◆ SUPPLIED RECORDS
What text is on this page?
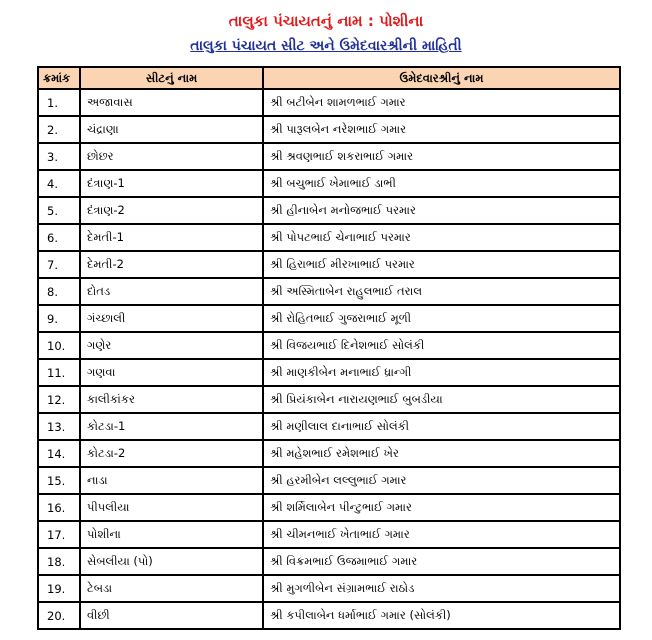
તાલુકા પંચાયતનું નામ : પોશીના
તાલુકા પંચાયત સીટ અને ઉમેદવારશ્રીની માહિતી
ક્રમાંક	સીટનું નામ	ઉમેદવારશ્રીનું નામ
1.	અજાવાસ	શ્રી બટીબેન શામળભાઈ ગમાર
2.	ચંદ્રાણા	શ્રી પારૂલબેન નરેશભાઈ ગમાર
3.	છોછર	શ્રી શ્રવણભાઈ શકરાભાઈ ગમાર
4.	દંત્રાણ-1	શ્રી બચુભાઈ ખેમાભાઈ ડાભી
5.	દંત્રાણ-2	શ્રી હીનાબેન મનોજભાઈ પરમાર
6.	દેમતી-1	શ્રી પોપટભાઈ ચેનાભાઈ પરમાર
7.	દેમતી-2	શ્રી હિરાભાઈ મીરખાભાઈ પરમાર
8.	દોતડ	શ્રી અસ્મિતાબેન રાહુલભાઈ તરાલ
9.	ગંચ્છાલી	શ્રી રોહિતભાઈ ગુજરાભાઈ મૂળી
10.	ગણેર	શ્રી વિજયભાઈ દિનેશભાઈ સોલંકી
11.	ગણવા	શ્રી માણકીબેન મનાભાઈ ધ્રાન્ગી
12.	કાલીકાંકર	શ્રી પ્રિયંકાબેન નારાયણભાઈ બુબડીયા
13.	કોટડા-1	શ્રી મણીલાલ દાનાભાઈ સોલંકી
14.	કોટડા-2	શ્રી મહેશભાઈ રમેશભાઈ ખેર
15.	નાડા	શ્રી હરમીબેન લલ્લુભાઈ ગમાર
16.	પીપલીયા	શ્રી શર્મિલાબેન પીન્ટુભાઈ ગમાર
17.	પોશીના	શ્રી ચીમનભાઈ ખેતાભાઈ ગમાર
18.	સેબલીયા (પો)	શ્રી વિક્રમભાઈ ઉજમાભાઈ ગમાર
19.	ટેબડા	શ્રી મુગળીબેન સંગ્રામભાઈ રાઠોડ
20.	વીછી	શ્રી કપીલાબેન ધર્માભાઈ ગમાર (સોલંકી)
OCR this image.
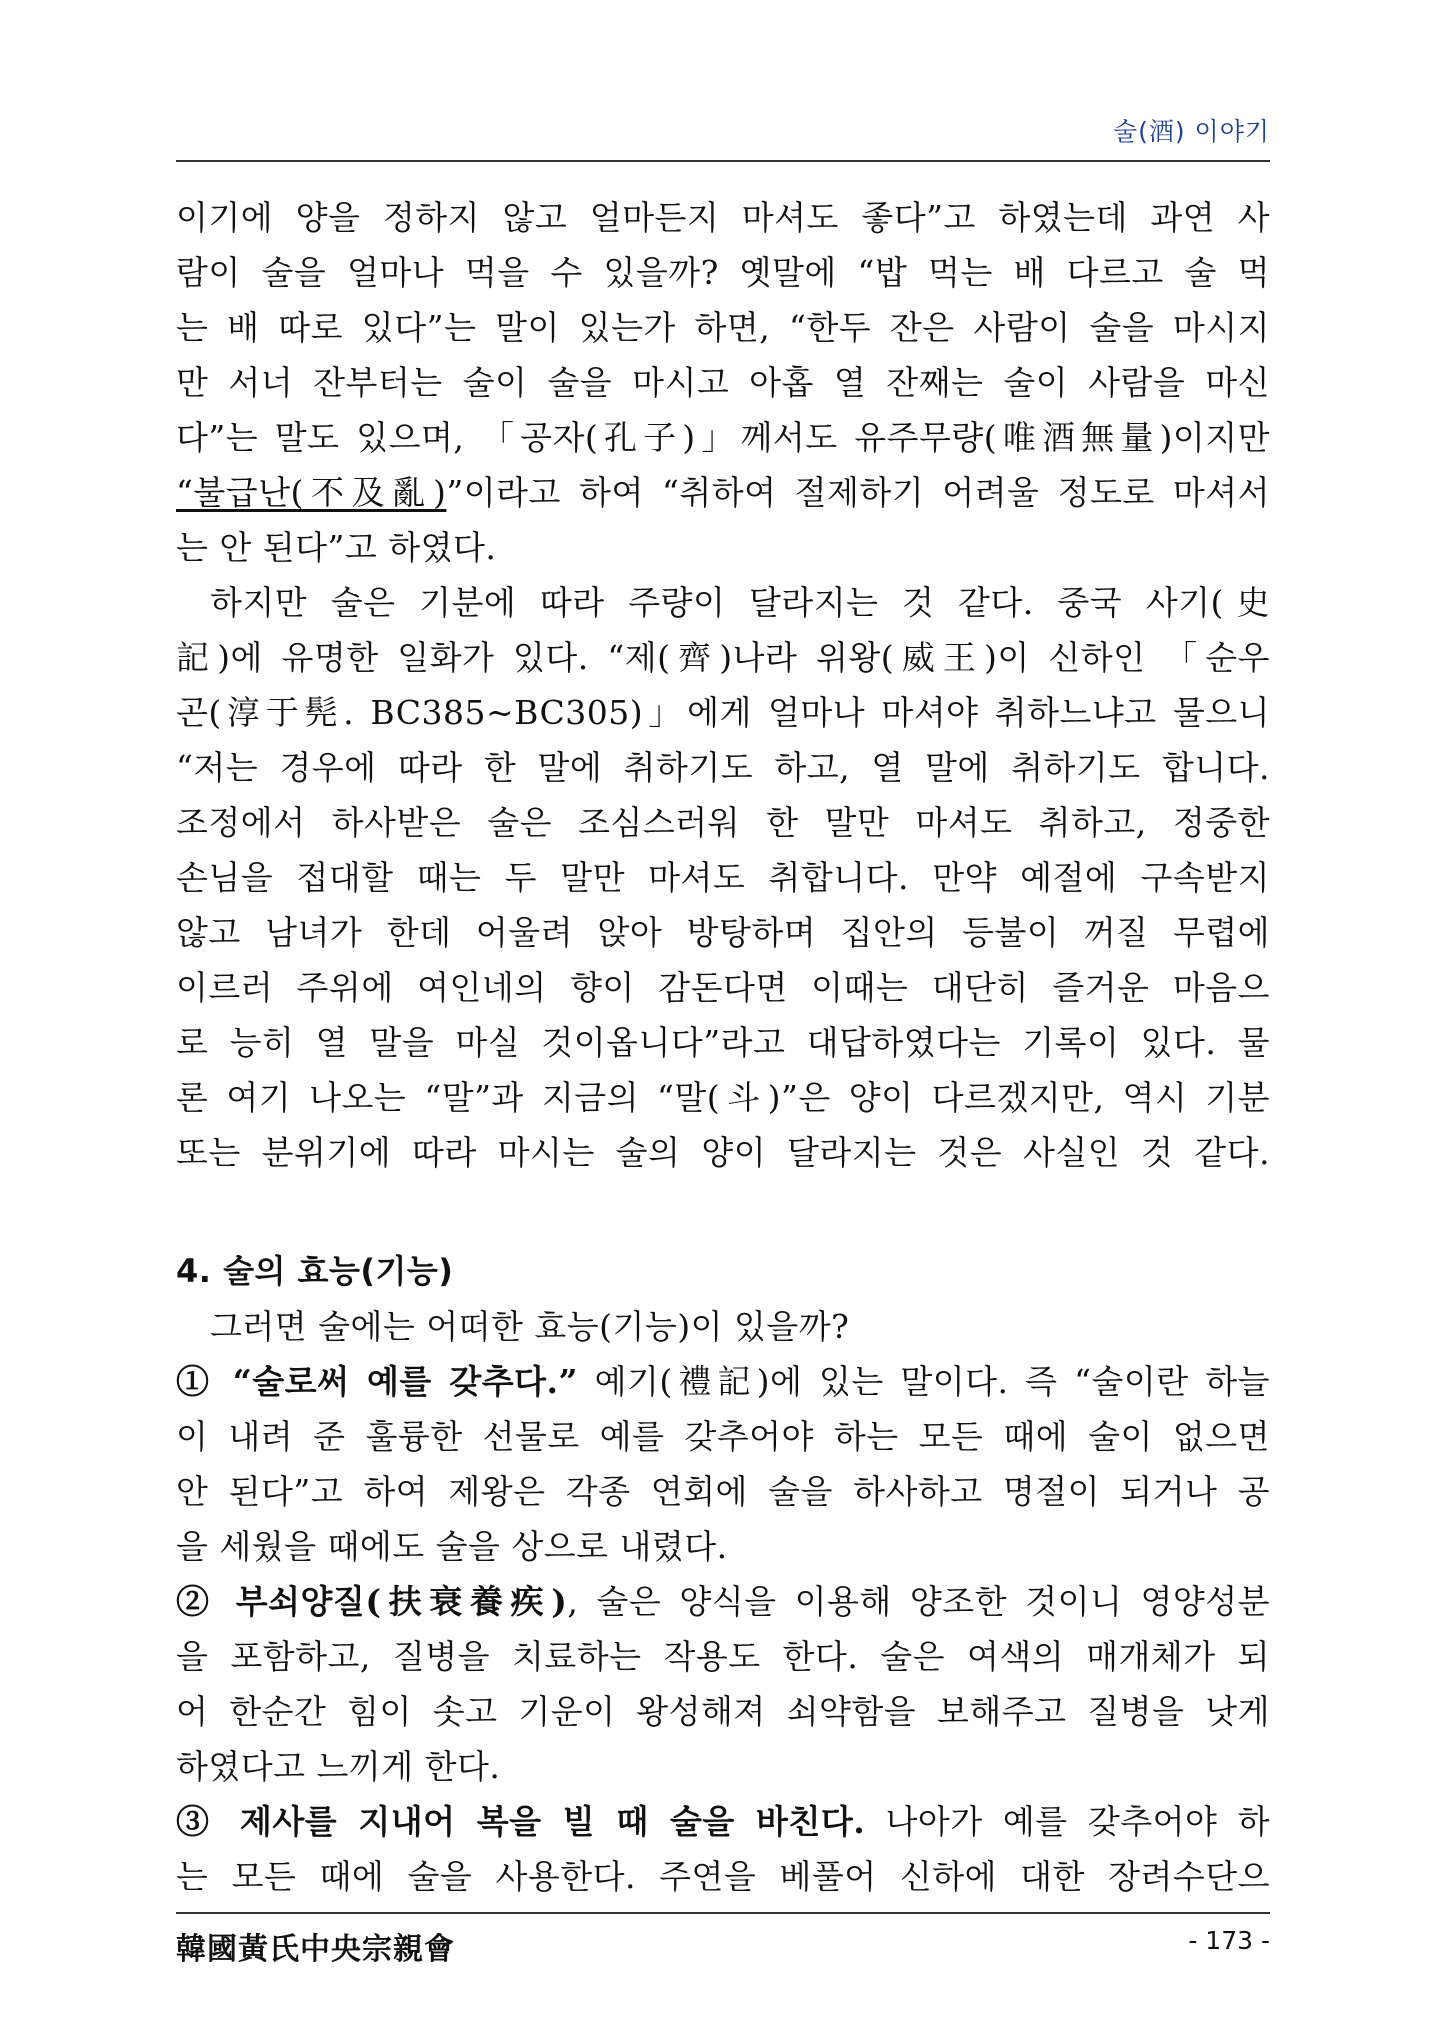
술(酒) 이야기
이기에 양을 정하지 않고 얼마든지 마셔도 좋다”고 하였는데 과연 사
람이 술을 얼마나 먹을 수 있을까? 옛말에 “밥 먹는 배 다르고 술 먹
는 배 따로 있다”는 말이 있는가 하면, “한두 잔은 사람이 술을 마시지
만 서너 잔부터는 술이 술을 마시고 아홉 열 잔째는 술이 사람을 마신
다”는 말도 있으며, 「공자(孔子)」께서도 유주무량(唯酒無量)이지만
“불급난(不及亂)”이라고 하여 “취하여 절제하기 어려울 정도로 마셔서
는 안 된다”고 하였다.
하지만 술은 기분에 따라 주량이 달라지는 것 같다. 중국 사기(史
記)에 유명한 일화가 있다. “제(齊)나라 위왕(威王)이 신하인 「순우
곤(淳于髡. BC385~BC305)」에게 얼마나 마셔야 취하느냐고 물으니
“저는 경우에 따라 한 말에 취하기도 하고, 열 말에 취하기도 합니다.
조정에서 하사받은 술은 조심스러워 한 말만 마셔도 취하고, 정중한
손님을 접대할 때는 두 말만 마셔도 취합니다. 만약 예절에 구속받지
않고 남녀가 한데 어울려 앉아 방탕하며 집안의 등불이 꺼질 무렵에
이르러 주위에 여인네의 향이 감돈다면 이때는 대단히 즐거운 마음으
로 능히 열 말을 마실 것이옵니다”라고 대답하였다는 기록이 있다. 물
론 여기 나오는 “말”과 지금의 “말(斗)”은 양이 다르겠지만, 역시 기분
또는 분위기에 따라 마시는 술의 양이 달라지는 것은 사실인 것 같다.
4. 술의 효능(기능)
그러면 술에는 어떠한 효능(기능)이 있을까?
① “술로써 예를 갖추다.” 예기(禮記)에 있는 말이다. 즉 “술이란 하늘
이 내려 준 훌륭한 선물로 예를 갖추어야 하는 모든 때에 술이 없으면
안 된다”고 하여 제왕은 각종 연회에 술을 하사하고 명절이 되거나 공
을 세웠을 때에도 술을 상으로 내렸다.
② 부쇠양질(扶衰養疾), 술은 양식을 이용해 양조한 것이니 영양성분
을 포함하고, 질병을 치료하는 작용도 한다. 술은 여색의 매개체가 되
어 한순간 힘이 솟고 기운이 왕성해져 쇠약함을 보해주고 질병을 낫게
하였다고 느끼게 한다.
③ 제사를 지내어 복을 빌 때 술을 바친다. 나아가 예를 갖추어야 하
는 모든 때에 술을 사용한다. 주연을 베풀어 신하에 대한 장려수단으
韓國黃氏中央宗親會	- 173 -
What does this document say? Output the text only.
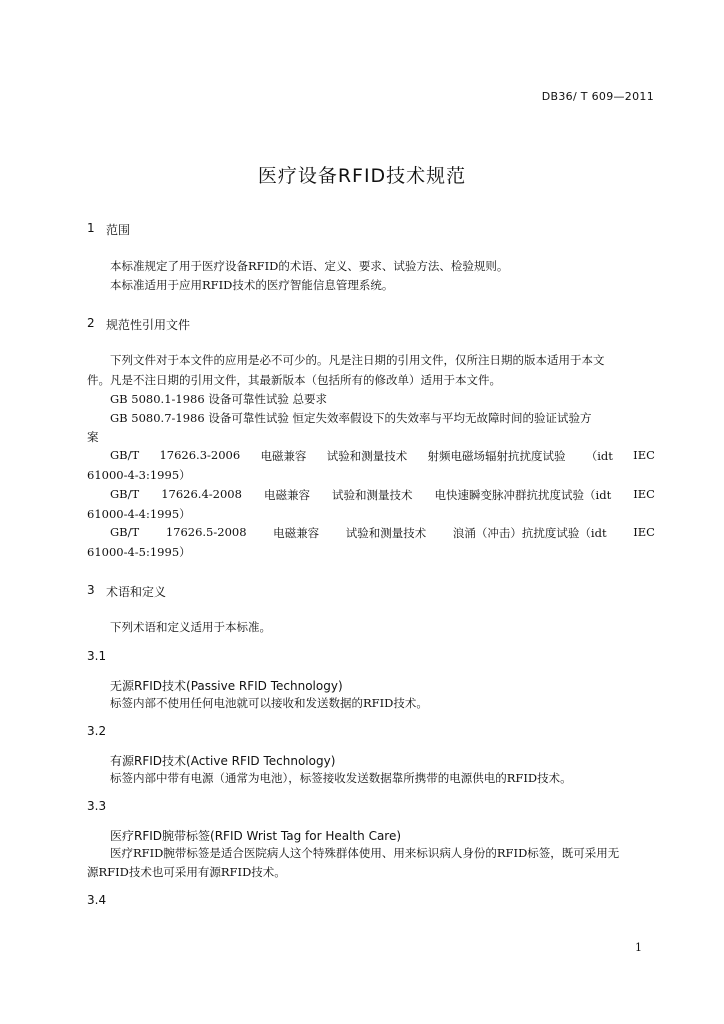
DB36/ T 609—2011
医疗设备RFID技术规范
1 范围
本标准规定了用于医疗设备RFID的术语、定义、要求、试验方法、检验规则。
本标准适用于应用RFID技术的医疗智能信息管理系统。
2 规范性引用文件
下列文件对于本文件的应用是必不可少的。凡是注日期的引用文件，仅所注日期的版本适用于本文
件。凡是不注日期的引用文件，其最新版本（包括所有的修改单）适用于本文件。
GB 5080.1-1986 设备可靠性试验 总要求
GB 5080.7-1986 设备可靠性试验 恒定失效率假设下的失效率与平均无故障时间的验证试验方
案
GB/T 17626.3-2006 电磁兼容 试验和测量技术 射频电磁场辐射抗扰度试验 （idt IEC
61000-4-3:1995）
GB/T 17626.4-2008 电磁兼容 试验和测量技术 电快速瞬变脉冲群抗扰度试验（idt IEC
61000-4-4:1995）
GB/T 17626.5-2008 电磁兼容 试验和测量技术 浪涌（冲击）抗扰度试验（idt IEC
61000-4-5:1995）
3 术语和定义
下列术语和定义适用于本标准。
3.1
无源RFID技术(Passive RFID Technology)
标签内部不使用任何电池就可以接收和发送数据的RFID技术。
3.2
有源RFID技术(Active RFID Technology)
标签内部中带有电源（通常为电池），标签接收发送数据靠所携带的电源供电的RFID技术。
3.3
医疗RFID腕带标签(RFID Wrist Tag for Health Care)
医疗RFID腕带标签是适合医院病人这个特殊群体使用、用来标识病人身份的RFID标签，既可采用无
源RFID技术也可采用有源RFID技术。
3.4
1
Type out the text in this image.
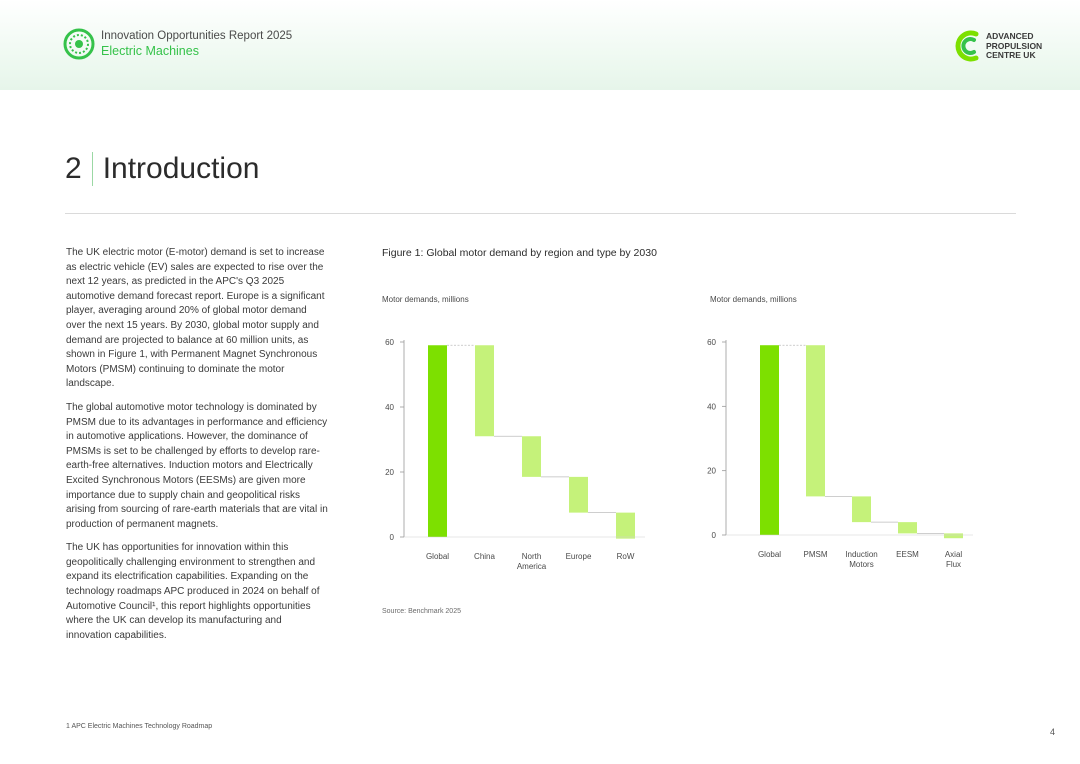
Innovation Opportunities Report 2025
Electric Machines
ADVANCED
PROPULSION
CENTRE UK
2 Introduction

The UK electric motor (E-motor) demand is set to increase as electric vehicle (EV) sales are expected to rise over the next 12 years, as predicted in the APC's Q3 2025 automotive demand forecast report. Europe is a significant player, averaging around 20% of global motor demand over the next 15 years. By 2030, global motor supply and demand are projected to balance at 60 million units, as shown in Figure 1, with Permanent Magnet Synchronous Motors (PMSM) continuing to dominate the motor landscape.

The global automotive motor technology is dominated by PMSM due to its advantages in performance and efficiency in automotive applications. However, the dominance of PMSMs is set to be challenged by efforts to develop rare-earth-free alternatives. Induction motors and Electrically Excited Synchronous Motors (EESMs) are given more importance due to supply chain and geopolitical risks arising from sourcing of rare-earth materials that are vital in production of permanent magnets.

The UK has opportunities for innovation within this geopolitically challenging environment to strengthen and expand its electrification capabilities. Expanding on the technology roadmaps APC produced in 2024 on behalf of Automotive Council¹, this report highlights opportunities where the UK can develop its manufacturing and innovation capabilities.

Figure 1: Global motor demand by region and type by 2030
Motor demands, millions
0
20
40
60
Global	China	North
America
Europe	RoW
Motor demands, millions
0
20
40
60
Global	PMSM Induction
Motors
EESM	Axial
Flux
Source: Benchmark 2025
1 APC Electric Machines Technology Roadmap
4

◆ TASK INSTRUCTIONS
Of the lines above, how many include the word "Induction"? Reply with the number alone.

◆ ANSWER TO THIS TASK
2